__EXERCISE GOAL__
Copy out each line featuring the string "brother" from the entries beneath.

__DATA IN THIS EXERCISE__
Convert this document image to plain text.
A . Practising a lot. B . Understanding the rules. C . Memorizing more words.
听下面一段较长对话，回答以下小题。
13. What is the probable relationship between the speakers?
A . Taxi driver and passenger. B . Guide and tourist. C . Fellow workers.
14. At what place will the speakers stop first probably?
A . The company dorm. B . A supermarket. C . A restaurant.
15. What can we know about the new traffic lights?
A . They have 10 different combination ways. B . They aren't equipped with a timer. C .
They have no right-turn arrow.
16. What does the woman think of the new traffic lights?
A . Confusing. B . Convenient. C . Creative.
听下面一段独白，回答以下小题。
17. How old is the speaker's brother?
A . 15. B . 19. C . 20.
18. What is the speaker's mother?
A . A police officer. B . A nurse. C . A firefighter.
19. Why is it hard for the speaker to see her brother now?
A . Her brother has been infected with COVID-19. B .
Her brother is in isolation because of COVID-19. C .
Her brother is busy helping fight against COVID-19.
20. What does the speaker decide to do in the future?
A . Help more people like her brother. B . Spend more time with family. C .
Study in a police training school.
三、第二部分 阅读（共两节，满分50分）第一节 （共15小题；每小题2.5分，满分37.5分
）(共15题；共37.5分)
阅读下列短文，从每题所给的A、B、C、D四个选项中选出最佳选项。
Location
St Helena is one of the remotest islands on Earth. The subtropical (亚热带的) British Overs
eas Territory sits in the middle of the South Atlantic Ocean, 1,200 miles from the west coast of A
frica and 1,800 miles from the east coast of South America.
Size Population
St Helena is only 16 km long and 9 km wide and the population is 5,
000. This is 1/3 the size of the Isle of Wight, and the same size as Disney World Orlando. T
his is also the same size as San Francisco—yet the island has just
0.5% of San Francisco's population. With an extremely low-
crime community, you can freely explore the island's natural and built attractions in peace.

__SOLUTION FOR THIS PROBLEM__
17. How old is the speaker's brother?
19. Why is it hard for the speaker to see her brother now?
A . Her brother has been infected with COVID-19. B .
Her brother is in isolation because of COVID-19. C .
Her brother is busy helping fight against COVID-19.
A . Help more people like her brother. B . Spend more time with family. C .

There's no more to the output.